REQUEST - Everything in the listing except the pictures should be written out exactly.

Extracted data entries -
_ _ _ _ _ _ _

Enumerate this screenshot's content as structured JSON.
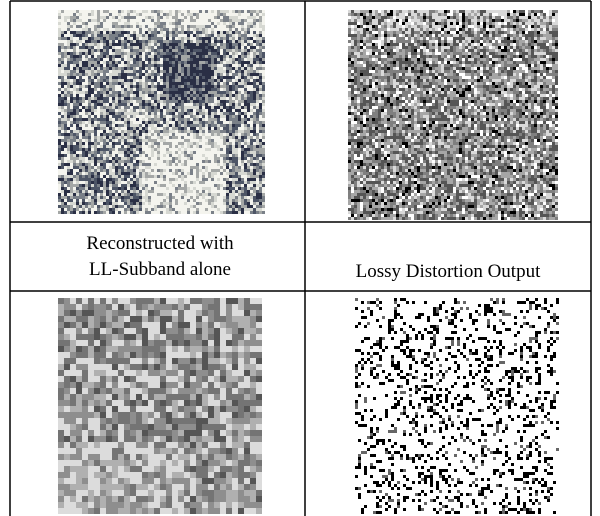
{
  "captions": {
    "left": [
      "Reconstructed with",
      "LL-Subband alone"
    ],
    "right": "Lossy Distortion Output"
  }
}
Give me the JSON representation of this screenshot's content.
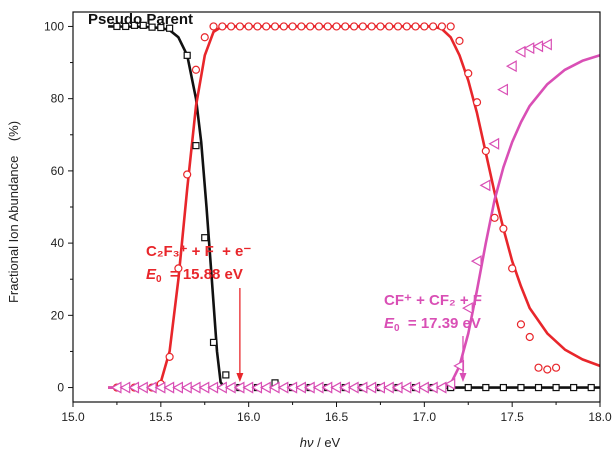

_ _ _ _ _ _ _

WRITTEN ANSWER -
Enumerate this screenshot's content as structured JSON.
{
  "captions": {
    "left": [
      "Reconstructed with",
      "LL-Subband alone"
    ],
    "right": "Lossy Distortion Output"
  }
}
Give me the JSON representation of this screenshot's content.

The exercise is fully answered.